• Exercise details
Comb the records below for the string "JSON" and copy each line where it turns up.

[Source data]
==================================================

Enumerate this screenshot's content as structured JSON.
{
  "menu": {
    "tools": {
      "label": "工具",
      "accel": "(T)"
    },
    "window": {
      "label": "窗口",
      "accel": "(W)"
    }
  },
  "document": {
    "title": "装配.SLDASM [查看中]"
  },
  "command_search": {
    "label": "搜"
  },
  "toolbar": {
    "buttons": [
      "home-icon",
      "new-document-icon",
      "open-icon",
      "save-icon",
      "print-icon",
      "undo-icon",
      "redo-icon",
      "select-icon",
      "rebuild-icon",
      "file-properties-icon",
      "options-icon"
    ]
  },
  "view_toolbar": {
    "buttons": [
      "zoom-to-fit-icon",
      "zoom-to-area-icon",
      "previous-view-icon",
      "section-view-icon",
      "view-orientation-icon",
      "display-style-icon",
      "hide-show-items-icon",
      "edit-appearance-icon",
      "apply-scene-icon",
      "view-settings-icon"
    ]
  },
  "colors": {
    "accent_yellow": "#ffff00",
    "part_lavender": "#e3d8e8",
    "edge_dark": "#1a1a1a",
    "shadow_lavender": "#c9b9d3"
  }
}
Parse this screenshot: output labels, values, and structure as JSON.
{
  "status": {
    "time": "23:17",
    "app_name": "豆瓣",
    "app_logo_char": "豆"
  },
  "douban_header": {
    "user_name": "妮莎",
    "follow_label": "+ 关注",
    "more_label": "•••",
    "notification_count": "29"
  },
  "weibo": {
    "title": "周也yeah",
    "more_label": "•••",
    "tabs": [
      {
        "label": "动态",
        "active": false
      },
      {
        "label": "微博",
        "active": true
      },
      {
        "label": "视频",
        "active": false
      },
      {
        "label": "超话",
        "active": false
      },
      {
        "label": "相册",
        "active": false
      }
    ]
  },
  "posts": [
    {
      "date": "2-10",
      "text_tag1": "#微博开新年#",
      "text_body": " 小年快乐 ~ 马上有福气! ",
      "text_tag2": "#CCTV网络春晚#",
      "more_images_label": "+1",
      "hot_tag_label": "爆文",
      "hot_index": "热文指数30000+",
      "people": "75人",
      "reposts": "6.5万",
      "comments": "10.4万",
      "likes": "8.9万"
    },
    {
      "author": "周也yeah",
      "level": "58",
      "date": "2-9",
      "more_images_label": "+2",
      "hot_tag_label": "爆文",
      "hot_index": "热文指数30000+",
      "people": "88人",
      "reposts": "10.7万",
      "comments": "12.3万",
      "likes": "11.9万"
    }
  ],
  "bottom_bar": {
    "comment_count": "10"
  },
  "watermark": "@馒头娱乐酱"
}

==================================================

• Solution for this task
Enumerate this screenshot's content as structured JSON.
Parse this screenshot: output labels, values, and structure as JSON.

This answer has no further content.